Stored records
● ● ● ●

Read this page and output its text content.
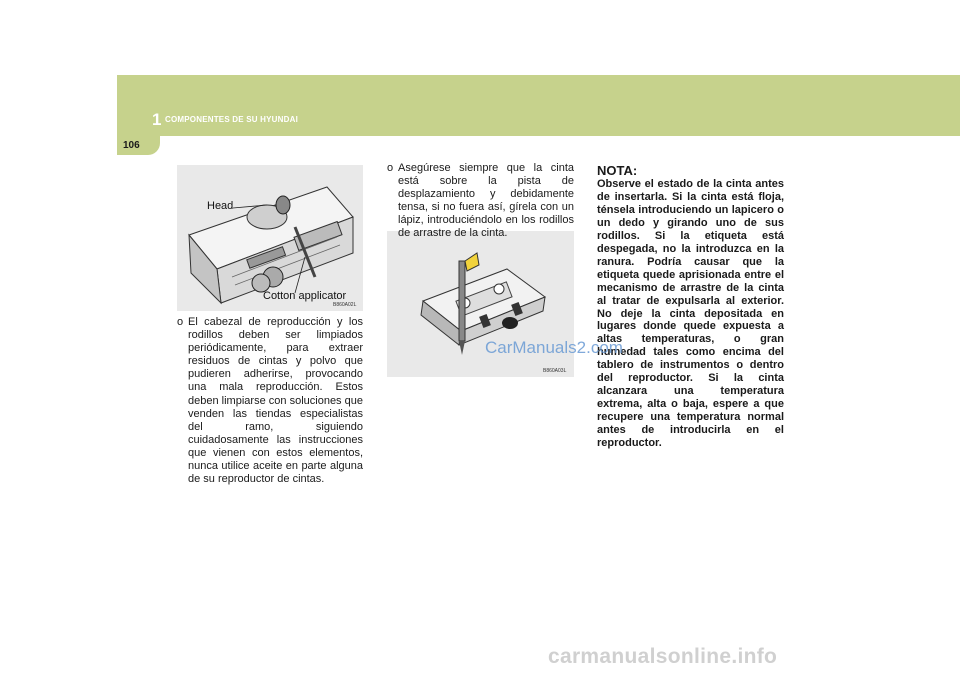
1 COMPONENTES DE SU HYUNDAI
106
Head
Cotton applicator
B860A02L
B860A03L
o El cabezal de reproducción y los rodillos deben ser limpiados periódicamente, para extraer residuos de cintas y polvo que pudieren adherirse, provocando una mala reproducción. Estos deben limpiarse con soluciones que venden las tiendas especialistas del ramo, siguiendo cuidadosamente las instrucciones que vienen con estos elementos, nunca utilice aceite en parte alguna de su reproductor de cintas.
o Asegúrese siempre que la cinta está sobre la pista de desplazamiento y debidamente tensa, si no fuera así, gírela con un lápiz, introduciéndolo en los rodillos de arrastre de la cinta.
NOTA:
Observe el estado de la cinta antes de insertarla. Si la cinta está floja, ténsela introduciendo un lapicero o un dedo y girando uno de sus rodillos. Si la etiqueta está despegada, no la introduzca en la ranura. Podría causar que la etiqueta quede aprisionada entre el mecanismo de arrastre de la cinta al tratar de expulsarla al exterior. No deje la cinta depositada en lugares donde quede expuesta a altas temperaturas, o gran humedad tales como encima del tablero de instrumentos o dentro del reproductor. Si la cinta alcanzara una temperatura extrema, alta o baja, espere a que recupere una temperatura normal antes de introducirla en el reproductor.
CarManuals2.com
carmanualsonline.info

● ● ● ●

Would you set down the listing exactly, omitting pictures?

Read this page and output its text content.
1 COMPONENTES DE SU HYUNDAI
106
Head
Cotton applicator
B860A02L
B860A03L
o El cabezal de reproducción y los rodillos deben ser limpiados periódicamente, para extraer residuos de cintas y polvo que pudieren adherirse, provocando una mala reproducción. Estos deben limpiarse con soluciones que venden las tiendas especialistas del ramo, siguiendo cuidadosamente las instrucciones que vienen con estos elementos, nunca utilice aceite en parte alguna de su reproductor de cintas.
o Asegúrese siempre que la cinta está sobre la pista de desplazamiento y debidamente tensa, si no fuera así, gírela con un lápiz, introduciéndolo en los rodillos de arrastre de la cinta.
NOTA:
Observe el estado de la cinta antes de insertarla. Si la cinta está floja, ténsela introduciendo un lapicero o un dedo y girando uno de sus rodillos. Si la etiqueta está despegada, no la introduzca en la ranura. Podría causar que la etiqueta quede aprisionada entre el mecanismo de arrastre de la cinta al tratar de expulsarla al exterior. No deje la cinta depositada en lugares donde quede expuesta a altas temperaturas, o gran humedad tales como encima del tablero de instrumentos o dentro del reproductor. Si la cinta alcanzara una temperatura extrema, alta o baja, espere a que recupere una temperatura normal antes de introducirla en el reproductor.
CarManuals2.com
carmanualsonline.info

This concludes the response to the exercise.